(Source data)

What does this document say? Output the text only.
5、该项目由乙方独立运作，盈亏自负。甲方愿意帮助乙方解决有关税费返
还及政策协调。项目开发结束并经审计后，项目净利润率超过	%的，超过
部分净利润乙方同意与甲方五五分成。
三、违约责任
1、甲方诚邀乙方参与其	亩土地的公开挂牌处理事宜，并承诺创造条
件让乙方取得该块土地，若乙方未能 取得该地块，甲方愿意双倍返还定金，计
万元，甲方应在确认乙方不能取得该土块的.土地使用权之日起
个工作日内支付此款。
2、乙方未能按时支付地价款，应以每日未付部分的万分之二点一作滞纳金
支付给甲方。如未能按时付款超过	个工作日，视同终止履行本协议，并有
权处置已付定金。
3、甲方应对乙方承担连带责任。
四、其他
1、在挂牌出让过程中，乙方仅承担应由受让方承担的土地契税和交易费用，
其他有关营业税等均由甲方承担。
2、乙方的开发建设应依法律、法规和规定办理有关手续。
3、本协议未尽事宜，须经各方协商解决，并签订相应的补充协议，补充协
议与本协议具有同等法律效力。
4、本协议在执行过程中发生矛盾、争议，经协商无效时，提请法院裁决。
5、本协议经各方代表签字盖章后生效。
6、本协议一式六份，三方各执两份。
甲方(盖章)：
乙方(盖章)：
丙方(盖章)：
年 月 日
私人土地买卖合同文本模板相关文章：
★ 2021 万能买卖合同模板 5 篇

- _DIRECTIVE_
Write out the data exactly as it stands.

- _RESULT OF THIS EXERCISE_
What does this document say? Output the text only.
5、该项目由乙方独立运作，盈亏自负。甲方愿意帮助乙方解决有关税费返
还及政策协调。项目开发结束并经审计后，项目净利润率超过	%的，超过
部分净利润乙方同意与甲方五五分成。
三、违约责任
1、甲方诚邀乙方参与其	亩土地的公开挂牌处理事宜，并承诺创造条
件让乙方取得该块土地，若乙方未能 取得该地块，甲方愿意双倍返还定金，计
万元，甲方应在确认乙方不能取得该土块的.土地使用权之日起
个工作日内支付此款。
2、乙方未能按时支付地价款，应以每日未付部分的万分之二点一作滞纳金
支付给甲方。如未能按时付款超过	个工作日，视同终止履行本协议，并有
权处置已付定金。
3、甲方应对乙方承担连带责任。
四、其他
1、在挂牌出让过程中，乙方仅承担应由受让方承担的土地契税和交易费用，
其他有关营业税等均由甲方承担。
2、乙方的开发建设应依法律、法规和规定办理有关手续。
3、本协议未尽事宜，须经各方协商解决，并签订相应的补充协议，补充协
议与本协议具有同等法律效力。
4、本协议在执行过程中发生矛盾、争议，经协商无效时，提请法院裁决。
5、本协议经各方代表签字盖章后生效。
6、本协议一式六份，三方各执两份。
甲方(盖章)：
乙方(盖章)：
丙方(盖章)：
年 月 日
私人土地买卖合同文本模板相关文章：
★ 2021 万能买卖合同模板 5 篇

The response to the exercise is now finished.